## EXERCISE OBJECTIVE
Wherever a line below holds the word "Japanese", copy that line.

## Dataset excerpts
☆ ☆ ☆

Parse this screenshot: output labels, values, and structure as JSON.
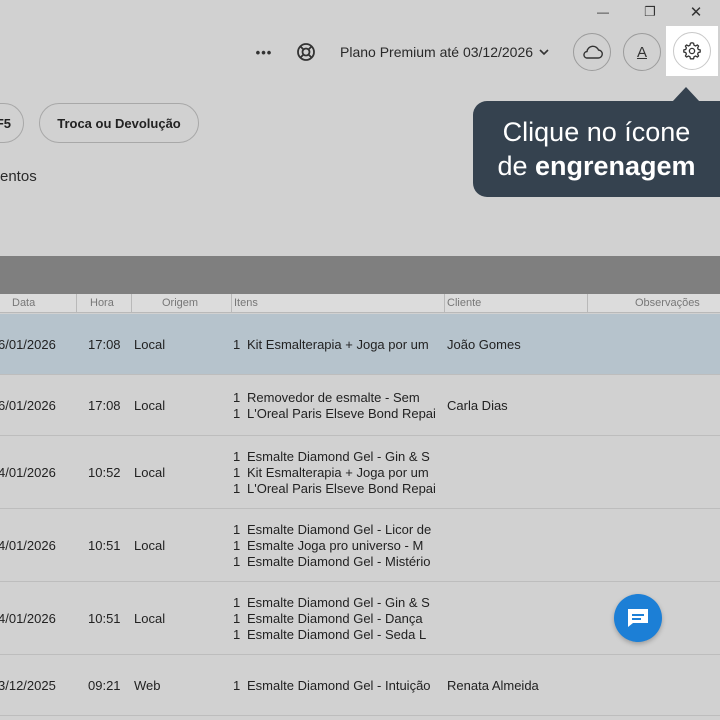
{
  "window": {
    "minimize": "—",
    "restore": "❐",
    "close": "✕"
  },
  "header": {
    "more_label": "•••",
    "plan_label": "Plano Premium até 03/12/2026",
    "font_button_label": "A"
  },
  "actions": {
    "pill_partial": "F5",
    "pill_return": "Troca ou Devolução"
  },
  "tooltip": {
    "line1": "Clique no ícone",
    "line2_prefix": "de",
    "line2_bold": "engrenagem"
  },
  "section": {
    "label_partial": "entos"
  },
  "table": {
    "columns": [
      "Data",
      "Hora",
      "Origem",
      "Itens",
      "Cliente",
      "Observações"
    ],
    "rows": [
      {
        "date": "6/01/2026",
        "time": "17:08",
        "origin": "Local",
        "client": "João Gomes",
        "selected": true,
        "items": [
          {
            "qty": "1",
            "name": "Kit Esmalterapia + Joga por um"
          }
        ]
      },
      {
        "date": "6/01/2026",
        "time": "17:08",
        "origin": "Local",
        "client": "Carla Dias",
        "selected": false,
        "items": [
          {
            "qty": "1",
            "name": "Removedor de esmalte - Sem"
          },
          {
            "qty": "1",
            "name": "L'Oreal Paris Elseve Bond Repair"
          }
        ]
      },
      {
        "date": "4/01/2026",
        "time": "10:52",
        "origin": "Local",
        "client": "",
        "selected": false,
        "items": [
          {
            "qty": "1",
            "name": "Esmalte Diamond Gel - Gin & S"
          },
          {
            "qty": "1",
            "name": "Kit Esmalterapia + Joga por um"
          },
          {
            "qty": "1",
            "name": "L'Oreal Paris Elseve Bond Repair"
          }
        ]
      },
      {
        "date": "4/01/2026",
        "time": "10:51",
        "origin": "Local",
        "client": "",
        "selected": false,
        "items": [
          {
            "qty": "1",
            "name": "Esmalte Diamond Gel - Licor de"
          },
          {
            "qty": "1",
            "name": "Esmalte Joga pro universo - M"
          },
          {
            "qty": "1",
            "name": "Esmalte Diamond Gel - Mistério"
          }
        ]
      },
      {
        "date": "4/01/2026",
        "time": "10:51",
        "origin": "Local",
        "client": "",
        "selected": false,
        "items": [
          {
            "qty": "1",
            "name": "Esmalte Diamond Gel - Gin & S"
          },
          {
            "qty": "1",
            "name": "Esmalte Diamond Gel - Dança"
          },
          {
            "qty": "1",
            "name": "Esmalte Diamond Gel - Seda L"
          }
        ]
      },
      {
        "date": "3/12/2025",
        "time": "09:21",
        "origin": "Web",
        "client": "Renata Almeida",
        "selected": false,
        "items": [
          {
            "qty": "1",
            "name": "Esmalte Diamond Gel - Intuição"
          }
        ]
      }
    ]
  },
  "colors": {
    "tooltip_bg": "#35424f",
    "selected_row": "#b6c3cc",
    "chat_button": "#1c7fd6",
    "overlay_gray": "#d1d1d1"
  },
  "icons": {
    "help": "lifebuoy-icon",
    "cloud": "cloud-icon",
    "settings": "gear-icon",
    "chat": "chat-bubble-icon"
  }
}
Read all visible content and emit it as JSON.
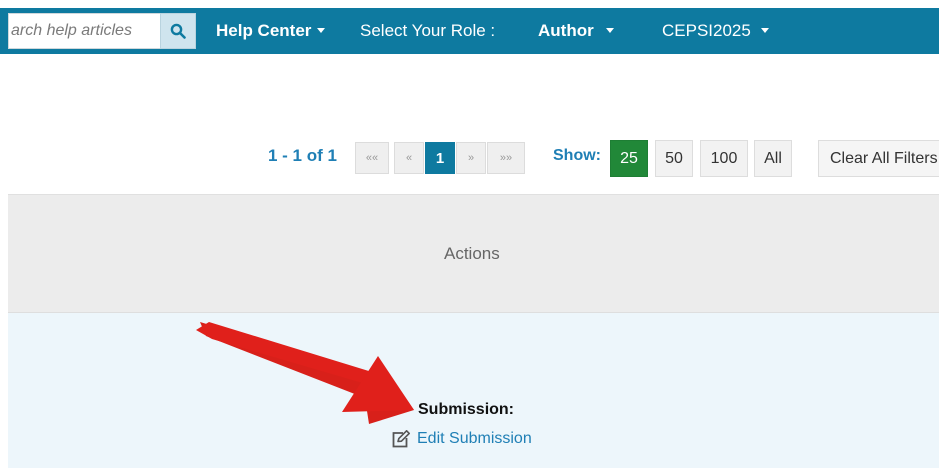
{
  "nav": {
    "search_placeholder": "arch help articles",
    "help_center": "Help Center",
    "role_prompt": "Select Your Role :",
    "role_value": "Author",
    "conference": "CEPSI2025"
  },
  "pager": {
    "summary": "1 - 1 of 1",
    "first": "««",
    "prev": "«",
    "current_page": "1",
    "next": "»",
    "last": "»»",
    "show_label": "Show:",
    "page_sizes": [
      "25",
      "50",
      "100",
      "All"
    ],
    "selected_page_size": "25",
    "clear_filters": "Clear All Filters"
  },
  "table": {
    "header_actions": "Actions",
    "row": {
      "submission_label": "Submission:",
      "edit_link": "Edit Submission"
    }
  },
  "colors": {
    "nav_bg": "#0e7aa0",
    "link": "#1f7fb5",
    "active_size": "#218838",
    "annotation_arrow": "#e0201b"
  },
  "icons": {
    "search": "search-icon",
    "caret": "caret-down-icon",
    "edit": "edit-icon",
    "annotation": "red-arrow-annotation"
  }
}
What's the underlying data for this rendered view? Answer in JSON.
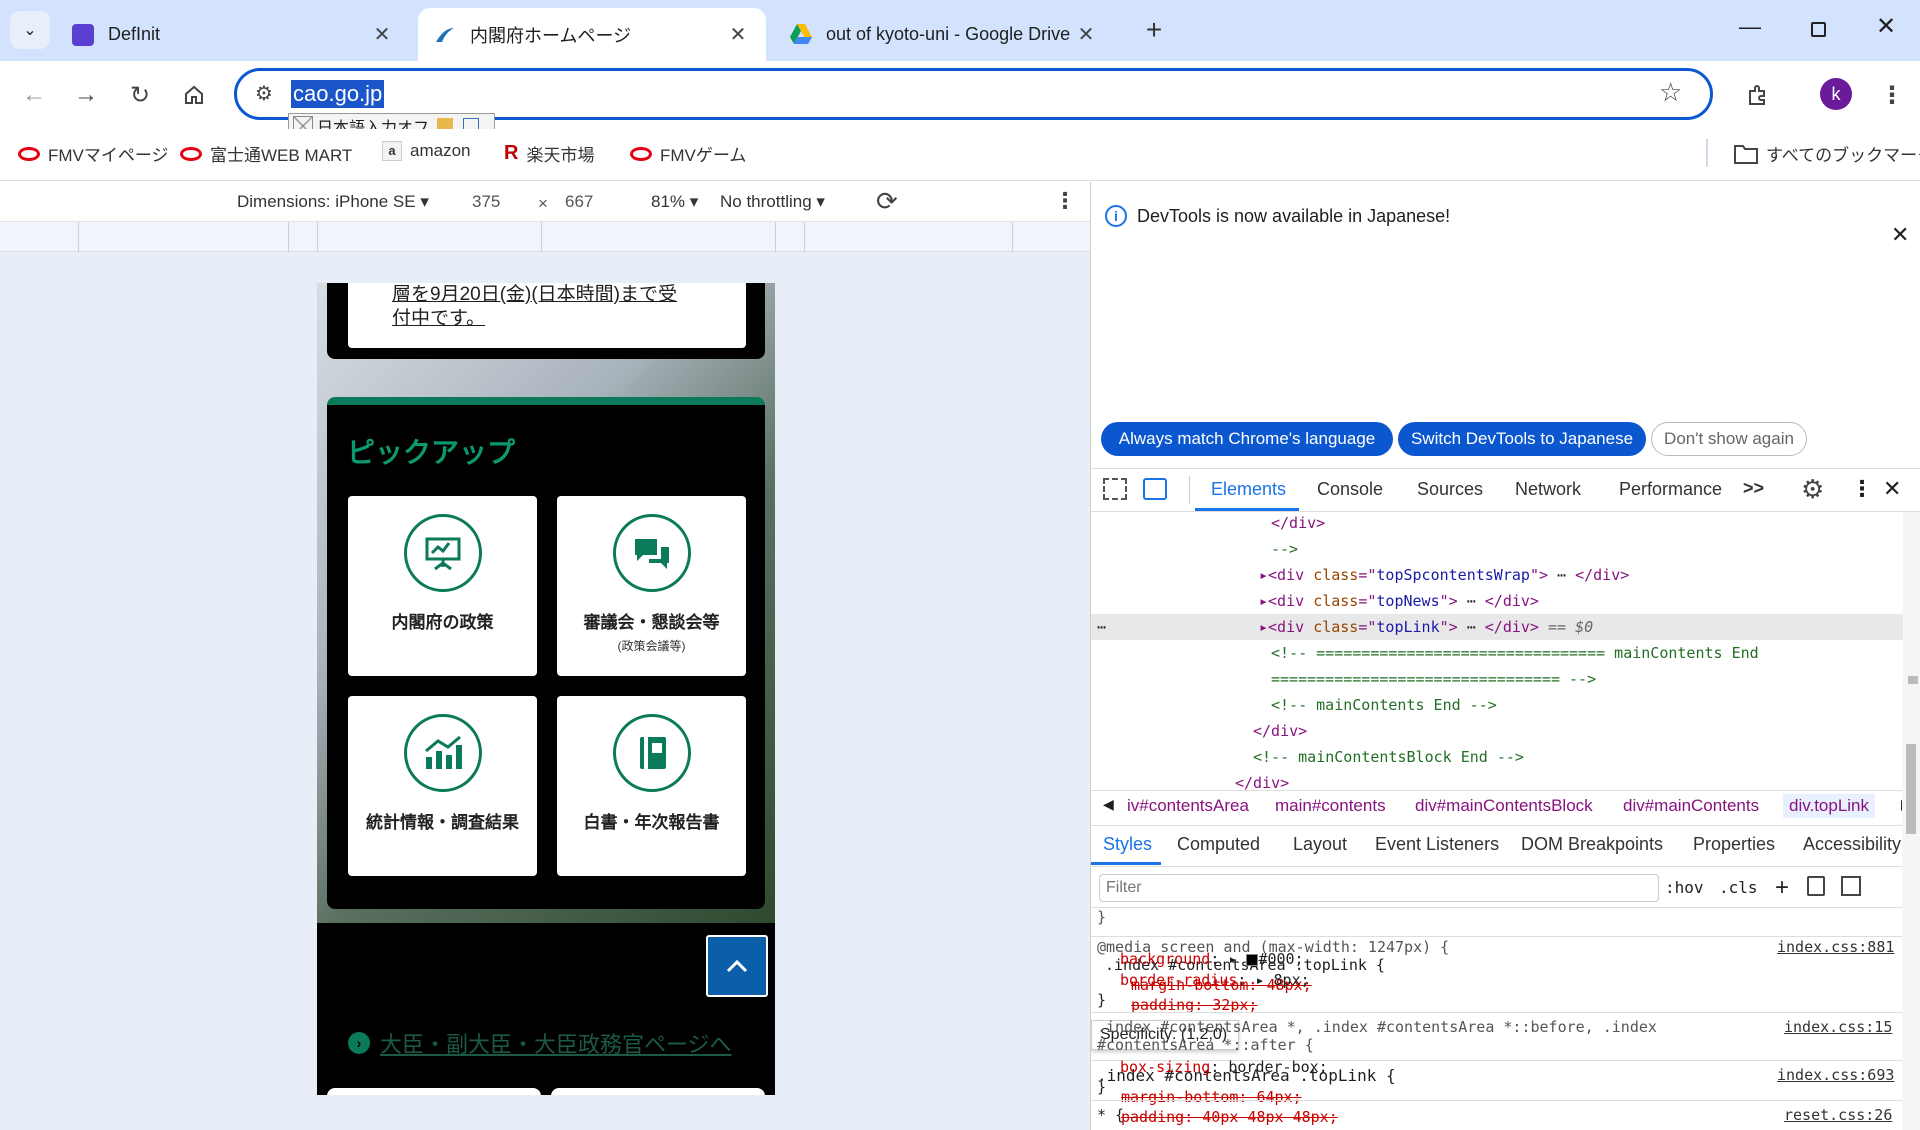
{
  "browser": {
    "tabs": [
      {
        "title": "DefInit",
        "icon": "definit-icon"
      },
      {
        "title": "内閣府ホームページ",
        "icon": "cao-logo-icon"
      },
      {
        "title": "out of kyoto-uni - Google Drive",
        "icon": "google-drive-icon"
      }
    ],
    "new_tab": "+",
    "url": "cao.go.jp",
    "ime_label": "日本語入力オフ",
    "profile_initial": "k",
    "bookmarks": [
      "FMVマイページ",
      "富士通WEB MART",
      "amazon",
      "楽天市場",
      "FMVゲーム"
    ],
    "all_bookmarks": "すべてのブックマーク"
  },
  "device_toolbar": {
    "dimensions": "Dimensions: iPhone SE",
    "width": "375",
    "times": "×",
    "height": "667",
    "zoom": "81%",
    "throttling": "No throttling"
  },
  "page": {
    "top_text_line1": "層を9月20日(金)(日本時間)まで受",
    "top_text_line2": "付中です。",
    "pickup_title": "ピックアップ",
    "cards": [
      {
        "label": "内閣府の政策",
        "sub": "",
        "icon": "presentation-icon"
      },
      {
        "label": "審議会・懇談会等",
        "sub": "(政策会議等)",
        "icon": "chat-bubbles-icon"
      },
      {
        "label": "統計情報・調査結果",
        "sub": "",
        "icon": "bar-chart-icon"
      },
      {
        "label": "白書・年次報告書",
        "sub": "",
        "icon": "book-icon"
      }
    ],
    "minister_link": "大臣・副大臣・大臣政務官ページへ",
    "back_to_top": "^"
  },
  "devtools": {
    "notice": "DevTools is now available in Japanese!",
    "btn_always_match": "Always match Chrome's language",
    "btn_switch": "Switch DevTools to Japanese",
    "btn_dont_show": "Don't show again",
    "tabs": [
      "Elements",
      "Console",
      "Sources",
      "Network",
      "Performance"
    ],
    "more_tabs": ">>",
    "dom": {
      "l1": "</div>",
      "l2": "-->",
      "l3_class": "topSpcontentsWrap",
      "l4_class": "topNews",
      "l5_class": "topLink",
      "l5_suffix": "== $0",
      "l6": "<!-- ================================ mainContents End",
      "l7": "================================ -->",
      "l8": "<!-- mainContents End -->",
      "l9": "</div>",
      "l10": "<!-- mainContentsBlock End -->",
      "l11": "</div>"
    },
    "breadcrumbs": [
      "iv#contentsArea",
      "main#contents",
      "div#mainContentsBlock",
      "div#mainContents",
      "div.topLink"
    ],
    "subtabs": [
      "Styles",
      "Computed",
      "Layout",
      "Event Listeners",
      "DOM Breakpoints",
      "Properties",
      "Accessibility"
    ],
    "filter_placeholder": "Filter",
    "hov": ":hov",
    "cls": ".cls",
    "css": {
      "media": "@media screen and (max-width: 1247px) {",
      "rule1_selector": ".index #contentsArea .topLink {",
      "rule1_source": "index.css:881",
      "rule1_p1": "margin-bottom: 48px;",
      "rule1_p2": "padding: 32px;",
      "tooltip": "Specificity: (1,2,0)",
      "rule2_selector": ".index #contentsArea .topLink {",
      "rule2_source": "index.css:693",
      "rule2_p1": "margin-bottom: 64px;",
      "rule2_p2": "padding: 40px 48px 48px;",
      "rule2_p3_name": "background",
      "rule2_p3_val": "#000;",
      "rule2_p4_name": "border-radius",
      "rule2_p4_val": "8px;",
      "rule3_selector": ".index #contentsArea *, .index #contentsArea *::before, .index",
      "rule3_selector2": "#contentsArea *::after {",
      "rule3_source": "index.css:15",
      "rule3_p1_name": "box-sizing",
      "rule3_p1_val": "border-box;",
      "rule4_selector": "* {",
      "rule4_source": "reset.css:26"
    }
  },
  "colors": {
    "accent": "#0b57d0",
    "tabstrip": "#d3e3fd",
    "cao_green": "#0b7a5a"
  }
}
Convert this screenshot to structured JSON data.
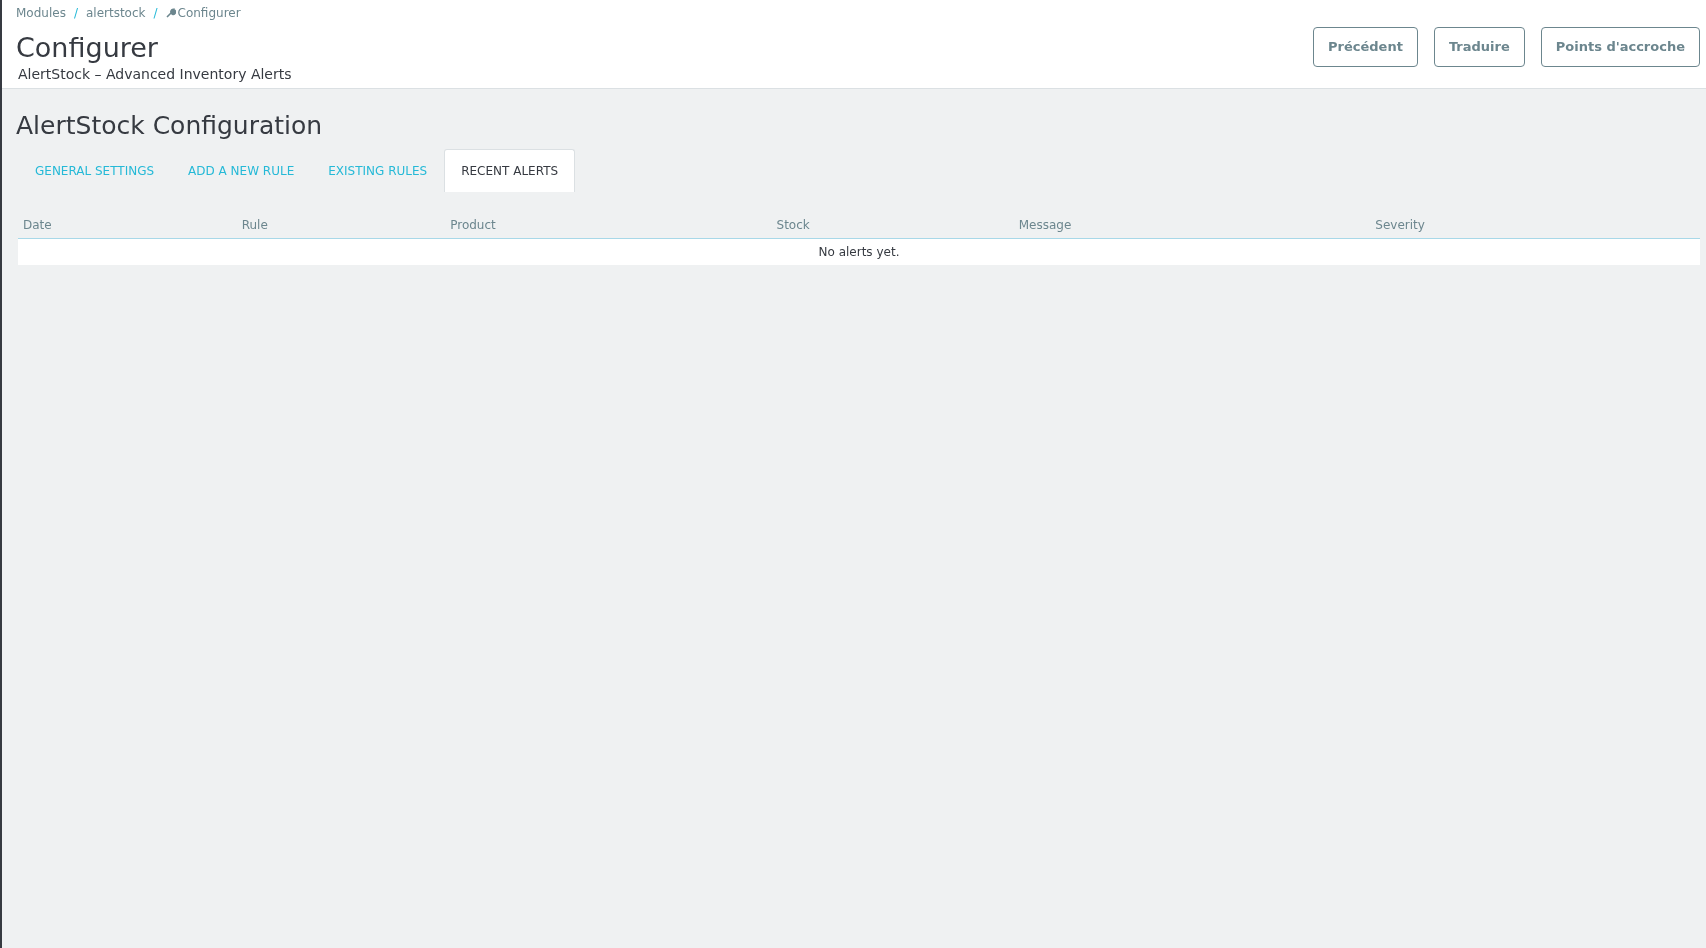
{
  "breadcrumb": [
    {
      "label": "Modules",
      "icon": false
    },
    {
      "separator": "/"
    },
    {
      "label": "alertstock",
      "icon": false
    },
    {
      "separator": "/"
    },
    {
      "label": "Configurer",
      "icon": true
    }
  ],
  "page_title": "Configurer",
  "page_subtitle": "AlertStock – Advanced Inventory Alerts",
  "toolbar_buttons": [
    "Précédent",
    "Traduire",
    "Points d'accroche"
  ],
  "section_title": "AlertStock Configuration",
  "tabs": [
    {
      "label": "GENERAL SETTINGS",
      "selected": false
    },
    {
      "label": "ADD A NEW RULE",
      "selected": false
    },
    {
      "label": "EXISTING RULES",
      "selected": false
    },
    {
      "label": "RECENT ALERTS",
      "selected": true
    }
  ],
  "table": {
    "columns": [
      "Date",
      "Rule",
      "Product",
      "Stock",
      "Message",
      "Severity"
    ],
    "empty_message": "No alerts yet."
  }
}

☆ ☆ ☆

## OUTPUT OF THE TASK
    "notice": "DevTools is now available in Japanese!",
    "btn_switch": "Switch DevTools to Japanese",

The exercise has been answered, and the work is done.